RECORDS PROVIDED |
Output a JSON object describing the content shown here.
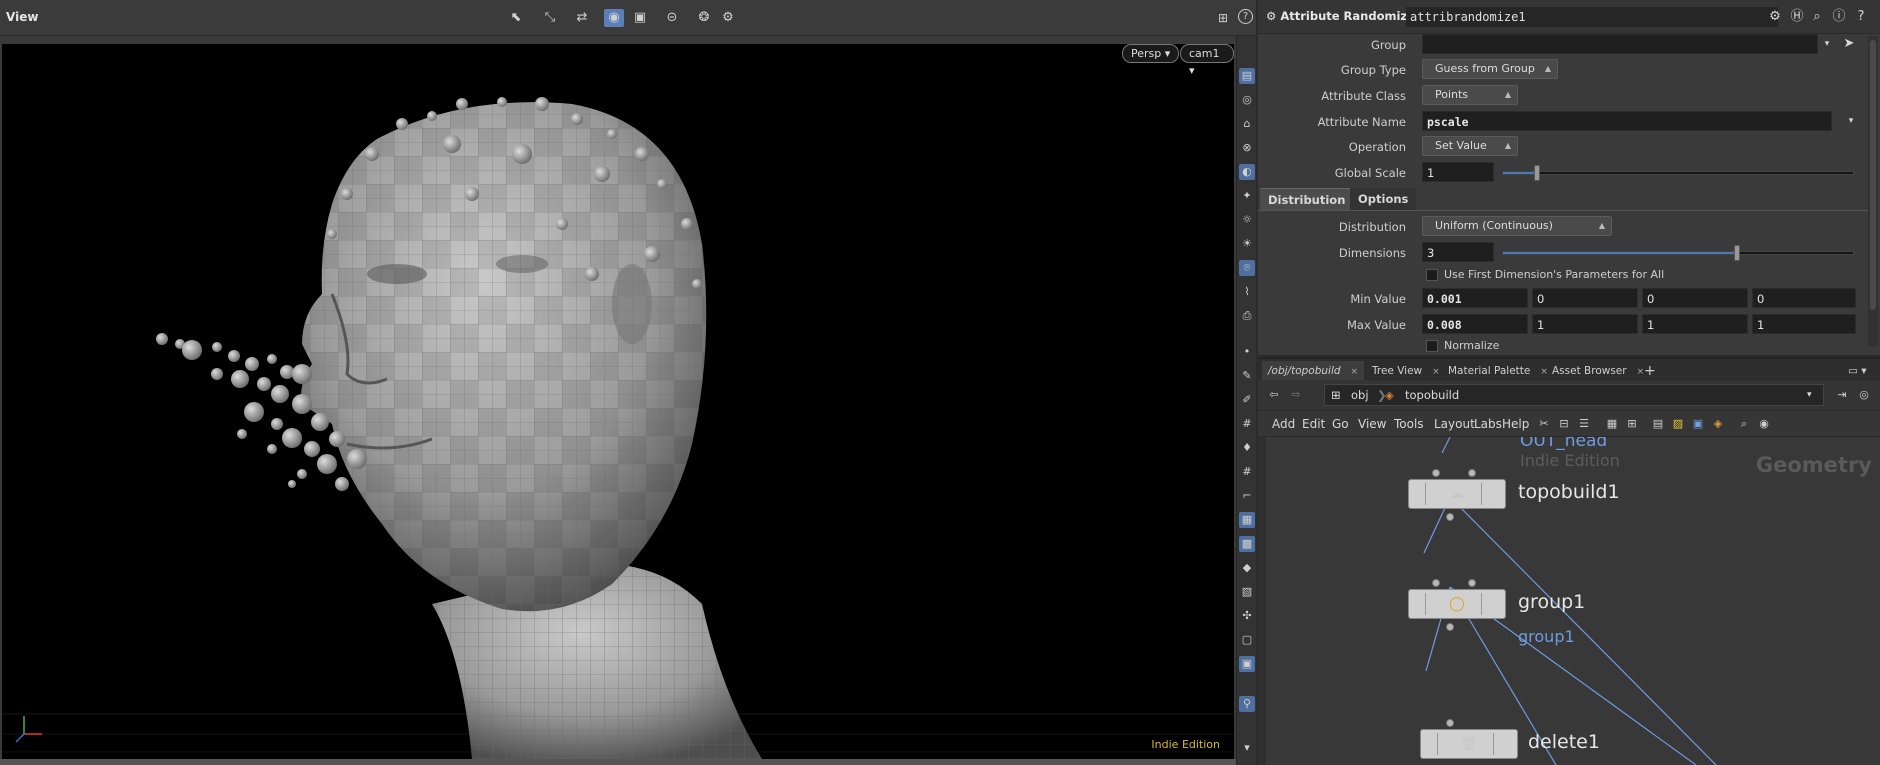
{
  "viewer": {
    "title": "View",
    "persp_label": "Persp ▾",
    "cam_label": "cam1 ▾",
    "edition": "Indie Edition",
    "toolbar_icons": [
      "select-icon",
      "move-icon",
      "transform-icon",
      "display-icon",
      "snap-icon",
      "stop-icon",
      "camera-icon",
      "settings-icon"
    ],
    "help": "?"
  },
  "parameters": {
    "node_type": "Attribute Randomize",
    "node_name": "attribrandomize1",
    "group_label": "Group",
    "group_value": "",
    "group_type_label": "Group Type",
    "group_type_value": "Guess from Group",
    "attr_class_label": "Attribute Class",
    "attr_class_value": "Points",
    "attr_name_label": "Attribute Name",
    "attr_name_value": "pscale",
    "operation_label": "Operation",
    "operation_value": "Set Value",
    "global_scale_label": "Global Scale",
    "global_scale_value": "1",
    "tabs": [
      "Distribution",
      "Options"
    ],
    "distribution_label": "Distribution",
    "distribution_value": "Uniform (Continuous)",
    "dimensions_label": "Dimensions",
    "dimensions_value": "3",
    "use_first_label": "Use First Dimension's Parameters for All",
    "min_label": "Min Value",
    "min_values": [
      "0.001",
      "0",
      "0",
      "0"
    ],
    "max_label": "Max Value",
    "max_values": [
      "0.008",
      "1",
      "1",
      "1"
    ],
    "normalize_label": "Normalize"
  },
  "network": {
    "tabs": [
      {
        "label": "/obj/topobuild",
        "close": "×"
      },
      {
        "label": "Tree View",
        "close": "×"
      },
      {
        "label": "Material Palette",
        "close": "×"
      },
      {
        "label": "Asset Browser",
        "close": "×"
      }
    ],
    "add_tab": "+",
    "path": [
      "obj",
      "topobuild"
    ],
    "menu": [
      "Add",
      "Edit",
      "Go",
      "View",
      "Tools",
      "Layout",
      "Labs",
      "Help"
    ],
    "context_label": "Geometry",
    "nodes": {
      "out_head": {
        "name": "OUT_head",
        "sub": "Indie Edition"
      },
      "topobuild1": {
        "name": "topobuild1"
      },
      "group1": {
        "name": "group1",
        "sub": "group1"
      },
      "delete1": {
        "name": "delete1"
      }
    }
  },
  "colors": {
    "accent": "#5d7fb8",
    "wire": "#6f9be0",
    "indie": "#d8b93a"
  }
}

...

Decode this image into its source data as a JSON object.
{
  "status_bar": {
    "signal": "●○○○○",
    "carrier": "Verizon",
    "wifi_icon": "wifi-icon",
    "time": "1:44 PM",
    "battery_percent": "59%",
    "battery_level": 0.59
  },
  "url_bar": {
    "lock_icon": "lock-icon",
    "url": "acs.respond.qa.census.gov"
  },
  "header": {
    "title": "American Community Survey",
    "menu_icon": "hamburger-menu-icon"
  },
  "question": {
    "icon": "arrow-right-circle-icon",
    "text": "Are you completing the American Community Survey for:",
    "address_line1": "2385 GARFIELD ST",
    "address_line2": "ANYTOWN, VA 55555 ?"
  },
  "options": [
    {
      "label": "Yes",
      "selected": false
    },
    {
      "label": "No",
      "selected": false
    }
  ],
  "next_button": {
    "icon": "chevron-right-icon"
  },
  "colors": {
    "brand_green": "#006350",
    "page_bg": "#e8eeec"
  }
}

WORK TO COMPLETE | Above are some records. Report the number of their lines that include "Survey", and add nothing else.

EXERCISE OUTPUT | 2